:: DATA ROWS

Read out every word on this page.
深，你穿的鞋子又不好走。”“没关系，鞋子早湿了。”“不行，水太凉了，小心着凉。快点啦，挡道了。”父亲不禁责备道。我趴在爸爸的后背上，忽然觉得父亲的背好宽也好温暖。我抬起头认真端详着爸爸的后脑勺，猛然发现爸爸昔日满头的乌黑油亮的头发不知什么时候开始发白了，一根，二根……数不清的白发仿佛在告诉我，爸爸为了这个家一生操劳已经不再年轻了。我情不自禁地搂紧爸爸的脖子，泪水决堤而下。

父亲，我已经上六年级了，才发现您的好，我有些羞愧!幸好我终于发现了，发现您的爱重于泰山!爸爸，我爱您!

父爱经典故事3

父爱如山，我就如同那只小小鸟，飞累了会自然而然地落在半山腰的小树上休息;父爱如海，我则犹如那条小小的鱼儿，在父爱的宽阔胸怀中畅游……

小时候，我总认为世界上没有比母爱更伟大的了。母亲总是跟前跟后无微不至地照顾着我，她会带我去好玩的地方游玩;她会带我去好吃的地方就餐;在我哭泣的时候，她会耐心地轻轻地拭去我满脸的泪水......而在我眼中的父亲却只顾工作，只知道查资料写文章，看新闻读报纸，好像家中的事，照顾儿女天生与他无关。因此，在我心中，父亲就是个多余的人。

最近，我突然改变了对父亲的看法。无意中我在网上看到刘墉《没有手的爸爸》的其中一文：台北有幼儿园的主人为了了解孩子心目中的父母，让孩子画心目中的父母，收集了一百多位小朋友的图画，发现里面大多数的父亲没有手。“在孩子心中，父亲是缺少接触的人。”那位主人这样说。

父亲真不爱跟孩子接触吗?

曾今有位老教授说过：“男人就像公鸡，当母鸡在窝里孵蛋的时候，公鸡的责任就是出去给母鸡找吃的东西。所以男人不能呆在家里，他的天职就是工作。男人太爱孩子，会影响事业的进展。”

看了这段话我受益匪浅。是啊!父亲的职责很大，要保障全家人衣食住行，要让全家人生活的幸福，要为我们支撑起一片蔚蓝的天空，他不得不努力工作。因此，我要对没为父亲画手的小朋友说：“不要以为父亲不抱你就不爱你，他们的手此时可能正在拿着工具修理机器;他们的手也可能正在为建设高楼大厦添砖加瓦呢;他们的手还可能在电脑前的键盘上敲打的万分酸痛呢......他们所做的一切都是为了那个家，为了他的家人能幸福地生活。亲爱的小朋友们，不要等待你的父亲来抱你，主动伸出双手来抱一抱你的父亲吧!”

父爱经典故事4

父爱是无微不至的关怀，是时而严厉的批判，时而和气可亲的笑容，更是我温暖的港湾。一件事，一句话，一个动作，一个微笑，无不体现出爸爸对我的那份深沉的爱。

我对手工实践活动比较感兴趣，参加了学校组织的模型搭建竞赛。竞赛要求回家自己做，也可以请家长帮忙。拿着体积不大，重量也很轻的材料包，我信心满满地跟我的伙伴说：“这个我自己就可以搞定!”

::::
:: DATA ROWS

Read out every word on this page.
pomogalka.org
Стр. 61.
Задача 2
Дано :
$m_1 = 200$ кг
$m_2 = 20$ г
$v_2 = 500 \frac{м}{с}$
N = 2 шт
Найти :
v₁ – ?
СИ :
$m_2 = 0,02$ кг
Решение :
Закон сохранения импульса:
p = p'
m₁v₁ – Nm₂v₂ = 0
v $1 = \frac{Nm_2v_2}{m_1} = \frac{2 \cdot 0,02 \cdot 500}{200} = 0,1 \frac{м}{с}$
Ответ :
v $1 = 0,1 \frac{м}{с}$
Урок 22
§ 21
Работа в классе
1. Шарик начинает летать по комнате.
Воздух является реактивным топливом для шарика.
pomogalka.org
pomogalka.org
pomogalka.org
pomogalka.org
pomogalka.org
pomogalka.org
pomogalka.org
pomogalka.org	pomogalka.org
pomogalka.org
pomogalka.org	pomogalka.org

::::

■ **THE TASK**:
In the listing, find all lines with the string "frac" and copy them.

■ **TASK OUTPUT**:
$v_2 = 500 \frac{м}{с}$
v $1 = \frac{Nm_2v_2}{m_1} = \frac{2 \cdot 0,02 \cdot 500}{200} = 0,1 \frac{м}{с}$
v $1 = 0,1 \frac{м}{с}$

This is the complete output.